(Stored records)

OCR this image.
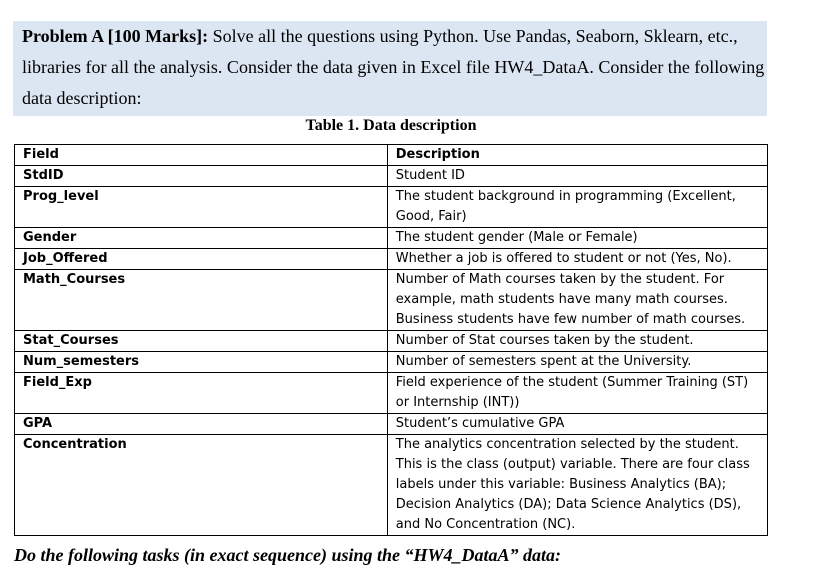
Problem A [100 Marks]: Solve all the questions using Python. Use Pandas, Seaborn, Sklearn, etc., libraries for all the analysis. Consider the data given in Excel file HW4_DataA. Consider the following data description:

Table 1. Data description
Field	Description
StdID	Student ID
Prog_level	The student background in programming (Excellent, Good, Fair)
Gender	The student gender (Male or Female)
Job_Offered	Whether a job is offered to student or not (Yes, No).
Math_Courses	Number of Math courses taken by the student. For example, math students have many math courses. Business students have few number of math courses.
Stat_Courses	Number of Stat courses taken by the student.
Num_semesters	Number of semesters spent at the University.
Field_Exp	Field experience of the student (Summer Training (ST) or Internship (INT))
GPA	Student’s cumulative GPA
Concentration	The analytics concentration selected by the student. This is the class (output) variable. There are four class labels under this variable: Business Analytics (BA); Decision Analytics (DA); Data Science Analytics (DS), and No Concentration (NC).
Do the following tasks (in exact sequence) using the “HW4_DataA” data:
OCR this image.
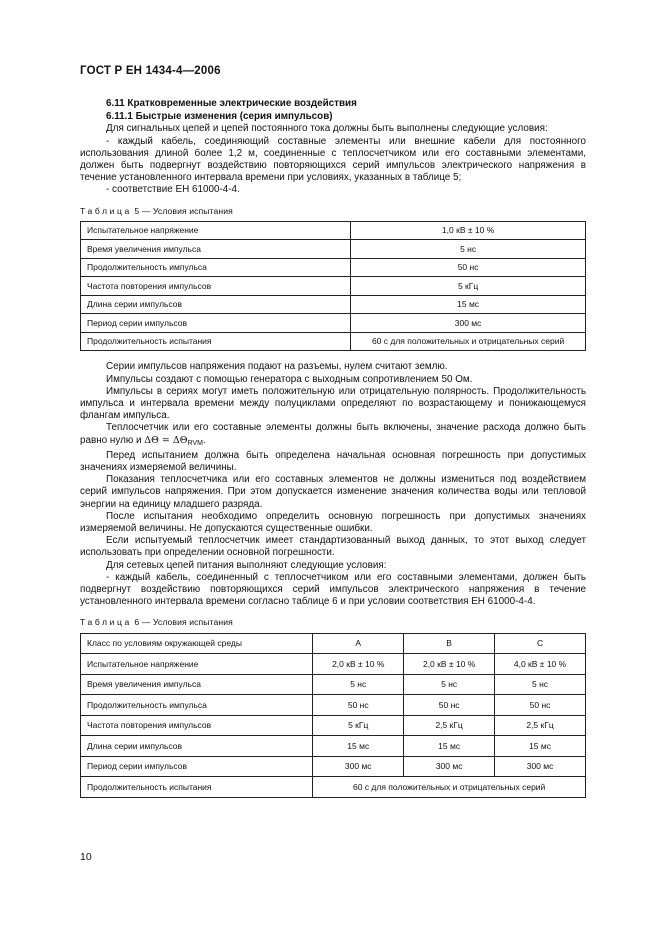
ГОСТ Р ЕН 1434-4—2006

6.11 Кратковременные электрические воздействия

6.11.1 Быстрые изменения (серия импульсов)

Для сигнальных цепей и цепей постоянного тока должны быть выполнены следующие условия:

- каждый кабель, соединяющий составные элементы или внешние кабели для постоянного использования длиной более 1,2 м, соединенные с теплосчетчиком или его составными элементами, должен быть подвергнут воздействию повторяющихся серий импульсов электрического напряжения в течение установленного интервала времени при условиях, указанных в таблице 5;

- соответствие ЕН 61000-4-4.

Таблица 5 — Условия испытания
Испытательное напряжение	1,0 кВ ± 10 %
Время увеличения импульса	5 нс
Продолжительность импульса	50 нс
Частота повторения импульсов	5 кГц
Длина серии импульсов	15 мс
Период серии импульсов	300 мс
Продолжительность испытания	60 с для положительных и отрицательных серий

Серии импульсов напряжения подают на разъемы, нулем считают землю.

Импульсы создают с помощью генератора с выходным сопротивлением 50 Ом.

Импульсы в сериях могут иметь положительную или отрицательную полярность. Продолжительность импульса и интервала времени между полуциклами определяют по возрастающему и понижающемуся флангам импульса.

Теплосчетчик или его составные элементы должны быть включены, значение расхода должно быть равно нулю и $\Delta\Theta = \Delta\Theta_{RVM}$.

Перед испытанием должна быть определена начальная основная погрешность при допустимых значениях измеряемой величины.

Показания теплосчетчика или его составных элементов не должны измениться под воздействием серий импульсов напряжения. При этом допускается изменение значения количества воды или тепловой энергии на единицу младшего разряда.

После испытания необходимо определить основную погрешность при допустимых значениях измеряемой величины. Не допускаются существенные ошибки.

Если испытуемый теплосчетчик имеет стандартизованный выход данных, то этот выход следует использовать при определении основной погрешности.

Для сетевых цепей питания выполняют следующие условия:

- каждый кабель, соединенный с теплосчетчиком или его составными элементами, должен быть подвергнут воздействию повторяющихся серий импульсов электрического напряжения в течение установленного интервала времени согласно таблице 6 и при условии соответствия ЕН 61000-4-4.

Таблица 6 — Условия испытания
Класс по условиям окружающей среды	A	B	C
Испытательное напряжение	2,0 кВ ± 10 %	2,0 кВ ± 10 %	4,0 кВ ± 10 %
Время увеличения импульса	5 нс	5 нс	5 нс
Продолжительность импульса	50 нс	50 нс	50 нс
Частота повторения импульсов	5 кГц	2,5 кГц	2,5 кГц
Длина серии импульсов	15 мс	15 мс	15 мс
Период серии импульсов	300 мс	300 мс	300 мс
Продолжительность испытания	60 с для положительных и отрицательных серий		
10
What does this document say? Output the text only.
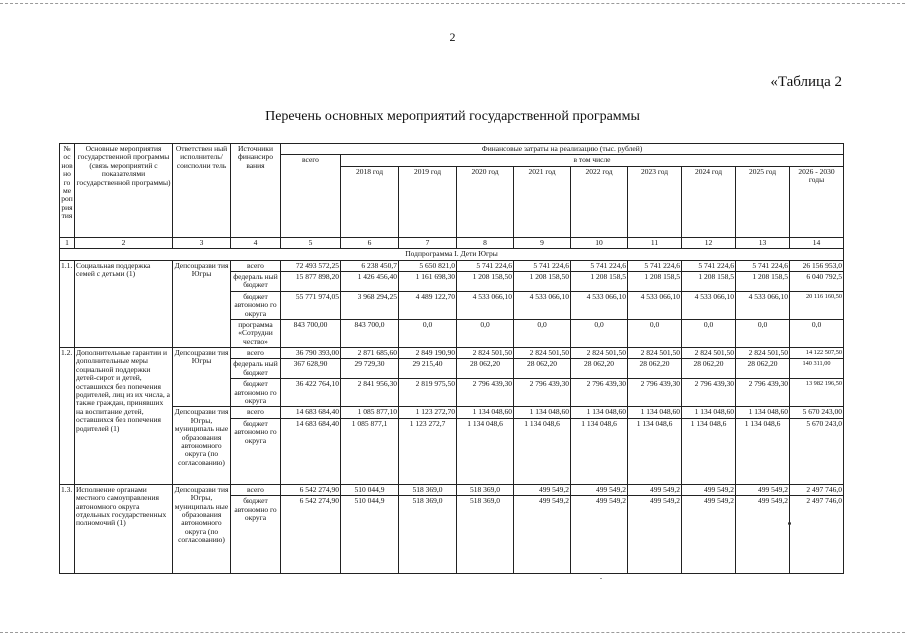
2
«Таблица 2
Перечень основных мероприятий государственной программы
№ ос нов но го ме роп рия тия	Основные мероприятия государственной программы (связь мероприятий с показателями государственной программы)	Ответствен ный исполнитель/ соисполни тель	Источники финансиро вания	Финансовые затраты на реализацию (тыс. рублей)									
				всего	в том числе								
					2018 год	2019 год	2020 год	2021 год	2022 год	2023 год	2024 год	2025 год	2026 - 2030 годы
1	2	3	4	5	6	7	8	9	10	11	12	13	14
Подпрограмма I. Дети Югры													
1.1.	Социальная поддержка семей с детьми (1)	Депсоцразви тия Югры	всего	72 493 572,25	6 238 450,7	5 650 821,0	5 741 224,6	5 741 224,6	5 741 224,6	5 741 224,6	5 741 224,6	5 741 224,6	26 156 953,0
			федераль ный бюджет	15 877 898,20	1 426 456,40	1 161 698,30	1 208 158,50	1 208 158,50	1 208 158,5	1 208 158,5	1 208 158,5	1 208 158,5	6 040 792,5
			бюджет автономно го округа	55 771 974,05	3 968 294,25	4 489 122,70	4 533 066,10	4 533 066,10	4 533 066,10	4 533 066,10	4 533 066,10	4 533 066,10	20 116 160,50
			программа «Сотрудни чество»	843 700,00	843 700,0	0,0	0,0	0,0	0,0	0,0	0,0	0,0	0,0
1.2.	Дополнительные гарантии и дополнительные меры социальной поддержки детей-сирот и детей, оставшихся без попечения родителей, лиц из их числа, а также граждан, принявших на воспитание детей, оставшихся без попечения родителей (1)	Депсоцразви тия Югры	всего	36 790 393,00	2 871 685,60	2 849 190,90	2 824 501,50	2 824 501,50	2 824 501,50	2 824 501,50	2 824 501,50	2 824 501,50	14 122 507,50
			федераль ный бюджет	367 628,90	29 729,30	29 215,40	28 062,20	28 062,20	28 062,20	28 062,20	28 062,20	28 062,20	140 311,00
			бюджет автономно го округа	36 422 764,10	2 841 956,30	2 819 975,50	2 796 439,30	2 796 439,30	2 796 439,30	2 796 439,30	2 796 439,30	2 796 439,30	13 982 196,50
		Депсоцразви тия Югры, муниципаль ные образования автономного округа (по согласованию)	всего	14 683 684,40	1 085 877,10	1 123 272,70	1 134 048,60	1 134 048,60	1 134 048,60	1 134 048,60	1 134 048,60	1 134 048,60	5 670 243,00
			бюджет автономно го округа	14 683 684,40	1 085 877,1	1 123 272,7	1 134 048,6	1 134 048,6	1 134 048,6	1 134 048,6	1 134 048,6	1 134 048,6	5 670 243,0
1.3.	Исполнение органами местного самоуправления автономного округа отдельных государственных полномочий (1)	Депсоцразви тия Югры, муниципаль ные образования автономного округа (по согласованию)	всего	6 542 274,90	510 044,9	518 369,0	518 369,0	499 549,2	499 549,2	499 549,2	499 549,2	499 549,2	2 497 746,0
			бюджет автономно го округа	6 542 274,90	510 044,9	518 369,0	518 369,0	499 549,2	499 549,2	499 549,2	499 549,2	499 549,2	2 497 746,0
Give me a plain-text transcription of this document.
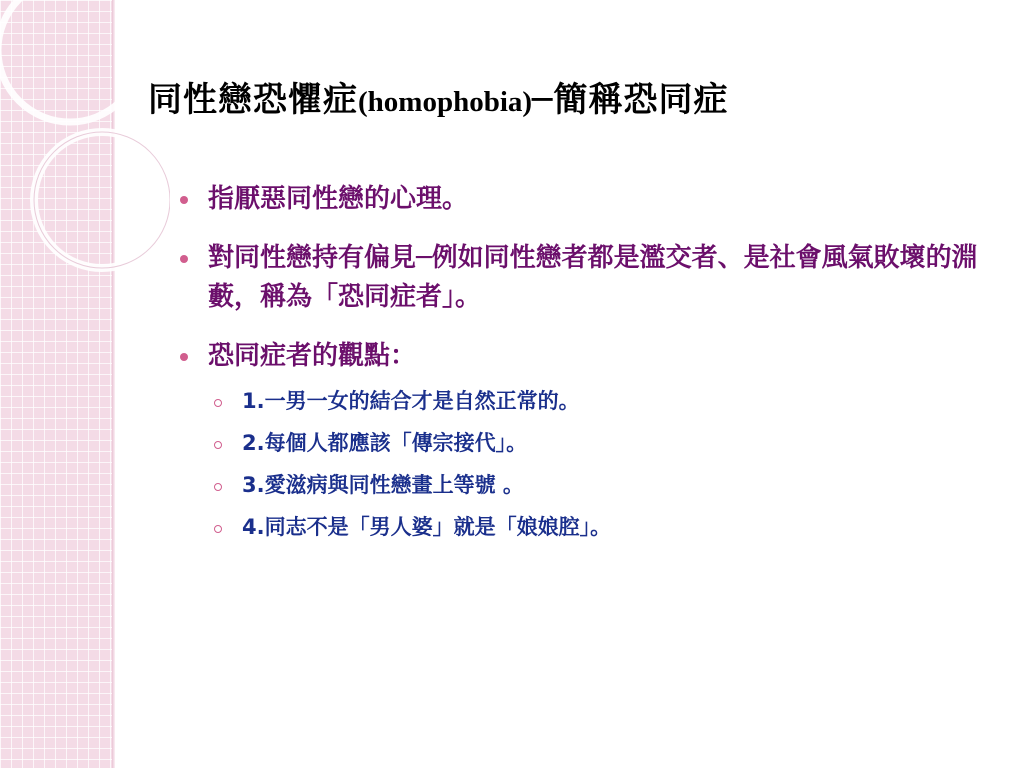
同性戀恐懼症(homophobia)─簡稱恐同症
指厭惡同性戀的心理。
對同性戀持有偏見─例如同性戀者都是濫交者、是社會風氣敗壞的淵藪，稱為「恐同症者」。
恐同症者的觀點：
1.一男一女的結合才是自然正常的。
2.每個人都應該「傳宗接代」。
3.愛滋病與同性戀畫上等號 。
4.同志不是「男人婆」就是「娘娘腔」。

▸ **What you need to do**
From the entries above, copy each line holding "значениях".

▸ **Written solution**
Перед испытанием должна быть определена начальная основная погрешность при допустимых значениях измеряемой величины.
После испытания необходимо определить основную погрешность при допустимых значениях измеряемой величины. Не допускаются существенные ошибки.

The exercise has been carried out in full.